→ EXERCISE DESCRIPTION:
Using the material below, copy every line where "phytoplankton" appears.

[Data extracted from a collection]
★ ★ ★ ★ ★
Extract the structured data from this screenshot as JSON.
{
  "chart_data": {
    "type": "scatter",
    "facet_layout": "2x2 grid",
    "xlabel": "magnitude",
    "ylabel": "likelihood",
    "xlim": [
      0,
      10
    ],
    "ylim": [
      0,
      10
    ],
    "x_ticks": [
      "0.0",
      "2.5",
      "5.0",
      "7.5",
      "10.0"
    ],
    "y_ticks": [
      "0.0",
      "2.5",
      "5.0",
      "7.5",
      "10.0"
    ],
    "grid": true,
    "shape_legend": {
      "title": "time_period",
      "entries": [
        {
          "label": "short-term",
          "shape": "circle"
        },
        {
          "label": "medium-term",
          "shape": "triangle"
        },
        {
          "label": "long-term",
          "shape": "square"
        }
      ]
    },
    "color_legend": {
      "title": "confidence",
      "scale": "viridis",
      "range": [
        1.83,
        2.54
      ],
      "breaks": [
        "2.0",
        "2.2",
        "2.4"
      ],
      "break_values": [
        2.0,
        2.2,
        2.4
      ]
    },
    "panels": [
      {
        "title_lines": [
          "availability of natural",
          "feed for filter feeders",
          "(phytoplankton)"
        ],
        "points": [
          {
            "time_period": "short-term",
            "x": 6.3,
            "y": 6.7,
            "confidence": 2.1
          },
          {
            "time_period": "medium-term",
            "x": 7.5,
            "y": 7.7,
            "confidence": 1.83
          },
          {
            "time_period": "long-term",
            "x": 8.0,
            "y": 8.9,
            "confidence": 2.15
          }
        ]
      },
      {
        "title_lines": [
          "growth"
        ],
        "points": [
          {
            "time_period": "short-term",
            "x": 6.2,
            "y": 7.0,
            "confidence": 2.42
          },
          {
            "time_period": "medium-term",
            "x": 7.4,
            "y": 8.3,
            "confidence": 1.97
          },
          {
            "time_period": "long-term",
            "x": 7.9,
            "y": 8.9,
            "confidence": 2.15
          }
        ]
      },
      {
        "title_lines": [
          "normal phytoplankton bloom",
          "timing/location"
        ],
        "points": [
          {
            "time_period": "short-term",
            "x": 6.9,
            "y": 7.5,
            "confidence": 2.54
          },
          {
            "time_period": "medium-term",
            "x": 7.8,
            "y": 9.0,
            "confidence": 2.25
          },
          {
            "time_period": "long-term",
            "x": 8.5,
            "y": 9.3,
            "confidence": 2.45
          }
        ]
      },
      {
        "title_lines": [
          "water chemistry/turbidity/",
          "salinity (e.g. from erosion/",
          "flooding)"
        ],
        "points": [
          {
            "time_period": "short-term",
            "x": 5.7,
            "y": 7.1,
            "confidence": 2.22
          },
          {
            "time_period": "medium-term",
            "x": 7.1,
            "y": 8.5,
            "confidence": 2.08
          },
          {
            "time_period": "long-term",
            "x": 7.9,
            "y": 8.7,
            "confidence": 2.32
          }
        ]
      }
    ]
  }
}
★ ★ ★ ★ ★
→ THE REPLY:
          "(phytoplankton)"
          "normal phytoplankton bloom",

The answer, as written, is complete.